## TASK GOAL
Using the listing below, copy every line that mentions "this".

## GIVEN DATA

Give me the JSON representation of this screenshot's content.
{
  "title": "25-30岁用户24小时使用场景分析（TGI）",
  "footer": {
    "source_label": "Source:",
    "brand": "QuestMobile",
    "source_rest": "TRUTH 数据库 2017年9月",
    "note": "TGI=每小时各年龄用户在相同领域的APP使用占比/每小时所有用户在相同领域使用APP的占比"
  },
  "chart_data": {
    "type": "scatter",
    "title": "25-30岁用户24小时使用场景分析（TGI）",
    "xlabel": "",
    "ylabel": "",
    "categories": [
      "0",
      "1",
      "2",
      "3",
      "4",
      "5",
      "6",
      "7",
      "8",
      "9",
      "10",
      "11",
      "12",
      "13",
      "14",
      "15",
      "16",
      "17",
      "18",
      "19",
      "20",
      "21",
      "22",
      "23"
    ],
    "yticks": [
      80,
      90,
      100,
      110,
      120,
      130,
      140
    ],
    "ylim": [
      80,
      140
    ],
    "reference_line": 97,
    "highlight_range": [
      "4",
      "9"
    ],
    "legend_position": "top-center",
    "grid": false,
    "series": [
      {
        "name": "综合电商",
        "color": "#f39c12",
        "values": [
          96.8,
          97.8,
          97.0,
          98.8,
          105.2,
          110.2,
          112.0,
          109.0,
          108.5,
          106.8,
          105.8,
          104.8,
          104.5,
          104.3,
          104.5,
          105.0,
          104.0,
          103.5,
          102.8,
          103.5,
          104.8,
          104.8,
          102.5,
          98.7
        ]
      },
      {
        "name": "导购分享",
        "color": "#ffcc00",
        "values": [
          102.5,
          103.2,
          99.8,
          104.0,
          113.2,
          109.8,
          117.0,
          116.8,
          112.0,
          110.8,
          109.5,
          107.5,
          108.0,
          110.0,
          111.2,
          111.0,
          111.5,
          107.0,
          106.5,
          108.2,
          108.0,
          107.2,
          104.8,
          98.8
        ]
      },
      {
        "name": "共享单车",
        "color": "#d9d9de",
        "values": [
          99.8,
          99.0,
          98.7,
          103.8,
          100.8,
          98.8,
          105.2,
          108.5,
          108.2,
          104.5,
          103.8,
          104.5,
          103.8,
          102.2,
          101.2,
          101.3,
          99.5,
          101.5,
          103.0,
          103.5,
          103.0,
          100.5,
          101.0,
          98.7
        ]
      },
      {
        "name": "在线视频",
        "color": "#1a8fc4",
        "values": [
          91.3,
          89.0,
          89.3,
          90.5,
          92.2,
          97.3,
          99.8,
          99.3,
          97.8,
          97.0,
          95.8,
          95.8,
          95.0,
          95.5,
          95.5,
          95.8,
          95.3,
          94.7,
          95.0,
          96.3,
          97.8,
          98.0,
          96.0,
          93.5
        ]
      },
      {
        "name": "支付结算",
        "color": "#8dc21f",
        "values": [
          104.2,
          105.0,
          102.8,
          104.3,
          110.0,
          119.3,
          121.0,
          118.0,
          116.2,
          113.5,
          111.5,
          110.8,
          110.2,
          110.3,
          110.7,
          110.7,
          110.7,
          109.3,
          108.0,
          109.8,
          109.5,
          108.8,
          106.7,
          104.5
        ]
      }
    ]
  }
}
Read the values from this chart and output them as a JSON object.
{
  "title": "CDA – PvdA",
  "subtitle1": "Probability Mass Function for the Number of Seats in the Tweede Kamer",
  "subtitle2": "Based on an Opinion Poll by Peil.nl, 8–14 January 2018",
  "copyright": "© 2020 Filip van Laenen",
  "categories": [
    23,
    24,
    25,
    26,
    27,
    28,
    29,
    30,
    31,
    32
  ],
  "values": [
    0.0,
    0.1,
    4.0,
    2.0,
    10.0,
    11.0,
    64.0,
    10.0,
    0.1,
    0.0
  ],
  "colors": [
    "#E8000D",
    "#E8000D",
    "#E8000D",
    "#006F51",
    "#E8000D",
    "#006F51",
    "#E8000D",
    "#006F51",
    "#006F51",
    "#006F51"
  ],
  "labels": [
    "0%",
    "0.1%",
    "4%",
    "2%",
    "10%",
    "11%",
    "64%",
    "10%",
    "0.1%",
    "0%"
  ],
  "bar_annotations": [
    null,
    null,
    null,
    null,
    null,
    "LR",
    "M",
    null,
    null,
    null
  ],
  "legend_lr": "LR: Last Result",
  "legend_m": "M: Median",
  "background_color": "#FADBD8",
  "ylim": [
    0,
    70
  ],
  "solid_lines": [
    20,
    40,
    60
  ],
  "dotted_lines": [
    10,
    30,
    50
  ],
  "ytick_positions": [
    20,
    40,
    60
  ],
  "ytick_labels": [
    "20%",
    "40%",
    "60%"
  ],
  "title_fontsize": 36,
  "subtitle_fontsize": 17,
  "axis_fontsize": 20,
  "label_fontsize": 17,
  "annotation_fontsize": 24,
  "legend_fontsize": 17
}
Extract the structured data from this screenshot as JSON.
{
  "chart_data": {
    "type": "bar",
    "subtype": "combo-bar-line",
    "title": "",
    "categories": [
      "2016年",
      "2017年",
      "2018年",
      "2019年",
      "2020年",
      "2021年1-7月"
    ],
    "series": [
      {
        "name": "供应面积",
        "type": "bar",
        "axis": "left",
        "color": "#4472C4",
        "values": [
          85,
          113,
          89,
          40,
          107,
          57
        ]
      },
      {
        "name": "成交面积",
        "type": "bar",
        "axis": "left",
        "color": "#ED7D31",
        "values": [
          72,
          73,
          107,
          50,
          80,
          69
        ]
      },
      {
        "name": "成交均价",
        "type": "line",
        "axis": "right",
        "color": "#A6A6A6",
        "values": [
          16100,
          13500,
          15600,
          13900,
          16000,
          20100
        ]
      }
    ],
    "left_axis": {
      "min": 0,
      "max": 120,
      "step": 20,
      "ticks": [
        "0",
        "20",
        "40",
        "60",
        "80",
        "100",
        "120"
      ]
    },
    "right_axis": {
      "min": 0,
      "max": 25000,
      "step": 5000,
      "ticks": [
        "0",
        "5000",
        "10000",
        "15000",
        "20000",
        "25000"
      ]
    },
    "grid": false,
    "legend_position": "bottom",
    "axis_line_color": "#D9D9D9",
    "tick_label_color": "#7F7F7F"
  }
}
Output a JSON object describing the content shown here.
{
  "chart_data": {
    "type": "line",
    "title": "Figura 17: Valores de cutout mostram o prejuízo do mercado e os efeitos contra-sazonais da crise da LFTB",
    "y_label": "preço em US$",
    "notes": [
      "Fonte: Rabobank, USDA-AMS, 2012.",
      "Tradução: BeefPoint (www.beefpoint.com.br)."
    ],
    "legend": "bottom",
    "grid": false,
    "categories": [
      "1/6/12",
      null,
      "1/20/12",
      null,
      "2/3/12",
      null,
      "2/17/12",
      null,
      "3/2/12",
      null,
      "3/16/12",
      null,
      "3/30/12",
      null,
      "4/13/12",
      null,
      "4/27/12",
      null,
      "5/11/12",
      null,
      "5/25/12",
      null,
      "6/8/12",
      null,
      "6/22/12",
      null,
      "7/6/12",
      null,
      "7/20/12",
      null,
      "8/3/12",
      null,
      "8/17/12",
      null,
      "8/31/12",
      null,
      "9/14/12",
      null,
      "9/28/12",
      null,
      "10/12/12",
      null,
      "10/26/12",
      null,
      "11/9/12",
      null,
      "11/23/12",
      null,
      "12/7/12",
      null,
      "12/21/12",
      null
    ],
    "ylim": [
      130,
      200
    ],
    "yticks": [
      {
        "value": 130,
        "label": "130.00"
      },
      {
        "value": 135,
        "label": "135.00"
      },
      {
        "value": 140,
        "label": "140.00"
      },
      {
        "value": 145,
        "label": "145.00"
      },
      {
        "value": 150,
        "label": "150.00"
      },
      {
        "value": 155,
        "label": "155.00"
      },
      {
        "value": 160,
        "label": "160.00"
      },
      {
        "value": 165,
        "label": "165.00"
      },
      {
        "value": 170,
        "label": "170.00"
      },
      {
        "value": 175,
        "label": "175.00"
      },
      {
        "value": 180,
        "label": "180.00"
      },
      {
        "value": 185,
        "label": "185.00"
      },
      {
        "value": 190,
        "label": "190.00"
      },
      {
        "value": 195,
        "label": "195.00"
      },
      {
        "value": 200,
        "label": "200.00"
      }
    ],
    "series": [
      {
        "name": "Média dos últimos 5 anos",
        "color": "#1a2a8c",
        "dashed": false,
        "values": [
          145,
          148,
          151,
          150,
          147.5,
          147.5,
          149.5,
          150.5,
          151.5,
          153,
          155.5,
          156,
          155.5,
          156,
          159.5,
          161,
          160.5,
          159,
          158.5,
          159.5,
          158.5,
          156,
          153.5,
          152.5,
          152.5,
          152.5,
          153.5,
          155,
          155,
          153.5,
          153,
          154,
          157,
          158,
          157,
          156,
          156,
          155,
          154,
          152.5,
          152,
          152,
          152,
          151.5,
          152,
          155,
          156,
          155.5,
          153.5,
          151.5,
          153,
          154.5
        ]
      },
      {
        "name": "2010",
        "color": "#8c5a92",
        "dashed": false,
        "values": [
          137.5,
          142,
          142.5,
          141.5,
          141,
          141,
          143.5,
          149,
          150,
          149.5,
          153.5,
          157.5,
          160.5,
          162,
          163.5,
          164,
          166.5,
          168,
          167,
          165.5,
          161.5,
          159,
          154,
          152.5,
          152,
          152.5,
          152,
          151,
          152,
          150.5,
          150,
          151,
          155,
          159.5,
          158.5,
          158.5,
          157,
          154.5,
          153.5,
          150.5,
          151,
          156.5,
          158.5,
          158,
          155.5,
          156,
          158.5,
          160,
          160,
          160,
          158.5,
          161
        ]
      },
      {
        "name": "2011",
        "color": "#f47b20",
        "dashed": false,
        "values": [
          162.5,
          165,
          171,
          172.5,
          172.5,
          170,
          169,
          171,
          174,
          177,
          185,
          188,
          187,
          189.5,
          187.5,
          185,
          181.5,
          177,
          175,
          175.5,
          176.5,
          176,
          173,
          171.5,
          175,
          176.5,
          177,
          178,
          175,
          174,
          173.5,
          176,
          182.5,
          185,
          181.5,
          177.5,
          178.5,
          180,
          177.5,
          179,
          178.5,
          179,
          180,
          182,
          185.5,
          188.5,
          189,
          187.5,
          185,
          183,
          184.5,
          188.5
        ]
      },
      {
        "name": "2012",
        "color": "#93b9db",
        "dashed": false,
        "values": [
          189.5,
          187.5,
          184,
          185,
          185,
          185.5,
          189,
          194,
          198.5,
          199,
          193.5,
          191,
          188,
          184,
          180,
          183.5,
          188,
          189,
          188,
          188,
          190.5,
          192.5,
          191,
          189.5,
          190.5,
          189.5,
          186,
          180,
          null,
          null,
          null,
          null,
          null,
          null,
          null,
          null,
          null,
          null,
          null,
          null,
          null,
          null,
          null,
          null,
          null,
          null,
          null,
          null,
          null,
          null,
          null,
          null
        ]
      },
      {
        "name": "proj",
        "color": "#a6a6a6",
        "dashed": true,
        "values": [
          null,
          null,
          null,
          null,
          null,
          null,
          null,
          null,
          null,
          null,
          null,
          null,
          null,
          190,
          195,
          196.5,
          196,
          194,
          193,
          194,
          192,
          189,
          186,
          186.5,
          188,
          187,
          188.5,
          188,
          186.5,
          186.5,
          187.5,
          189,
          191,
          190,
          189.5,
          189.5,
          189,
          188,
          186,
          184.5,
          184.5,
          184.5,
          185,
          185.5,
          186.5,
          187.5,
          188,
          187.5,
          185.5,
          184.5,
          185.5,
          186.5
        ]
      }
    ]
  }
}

## THE ANSWER
Give me the JSON representation of this screenshot's content.
Read the values from this chart and output them as a JSON object.
Extract the structured data from this screenshot as JSON.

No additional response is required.